» **Materials provided**:
»»

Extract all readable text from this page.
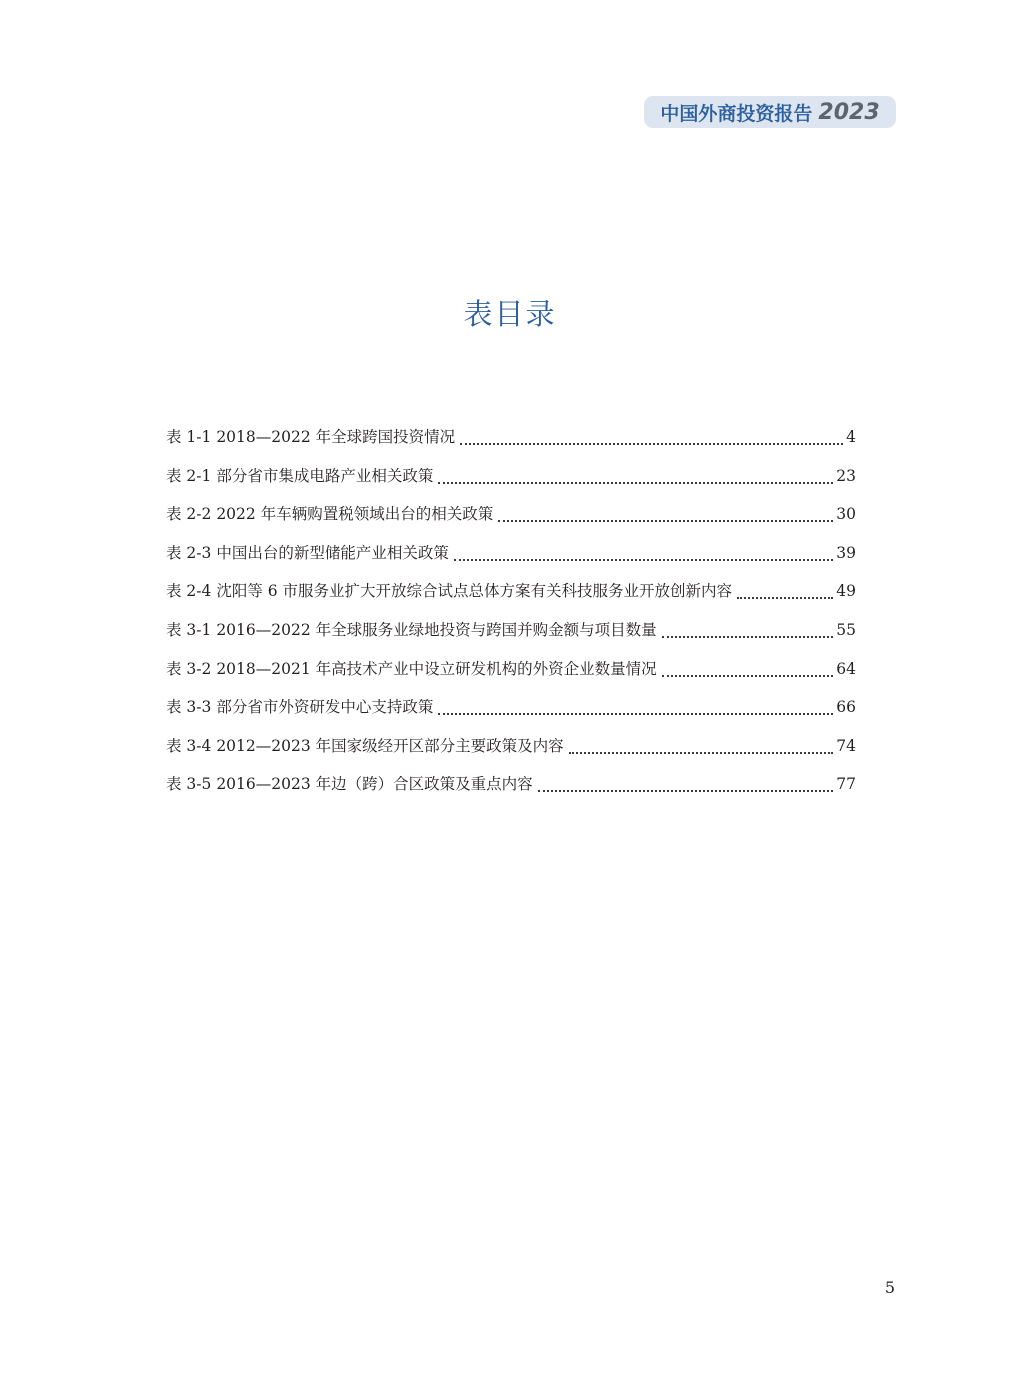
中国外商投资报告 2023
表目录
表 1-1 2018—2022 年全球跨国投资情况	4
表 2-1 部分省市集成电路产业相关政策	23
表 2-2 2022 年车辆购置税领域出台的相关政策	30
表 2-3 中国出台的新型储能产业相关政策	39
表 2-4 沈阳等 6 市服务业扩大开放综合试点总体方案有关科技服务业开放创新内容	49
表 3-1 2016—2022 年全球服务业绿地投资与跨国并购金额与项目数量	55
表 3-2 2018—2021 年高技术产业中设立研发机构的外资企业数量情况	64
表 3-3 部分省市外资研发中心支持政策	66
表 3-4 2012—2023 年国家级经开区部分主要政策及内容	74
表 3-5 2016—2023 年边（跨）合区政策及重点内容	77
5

««

» **Task directions**:
Repeat the entries exactly and keep the pictures out of the copy.

» **Written answer**:
Extract all readable text from this page.
中国外商投资报告 2023
表目录
表 1-1 2018—2022 年全球跨国投资情况	4
表 2-1 部分省市集成电路产业相关政策	23
表 2-2 2022 年车辆购置税领域出台的相关政策	30
表 2-3 中国出台的新型储能产业相关政策	39
表 2-4 沈阳等 6 市服务业扩大开放综合试点总体方案有关科技服务业开放创新内容	49
表 3-1 2016—2022 年全球服务业绿地投资与跨国并购金额与项目数量	55
表 3-2 2018—2021 年高技术产业中设立研发机构的外资企业数量情况	64
表 3-3 部分省市外资研发中心支持政策	66
表 3-4 2012—2023 年国家级经开区部分主要政策及内容	74
表 3-5 2016—2023 年边（跨）合区政策及重点内容	77
5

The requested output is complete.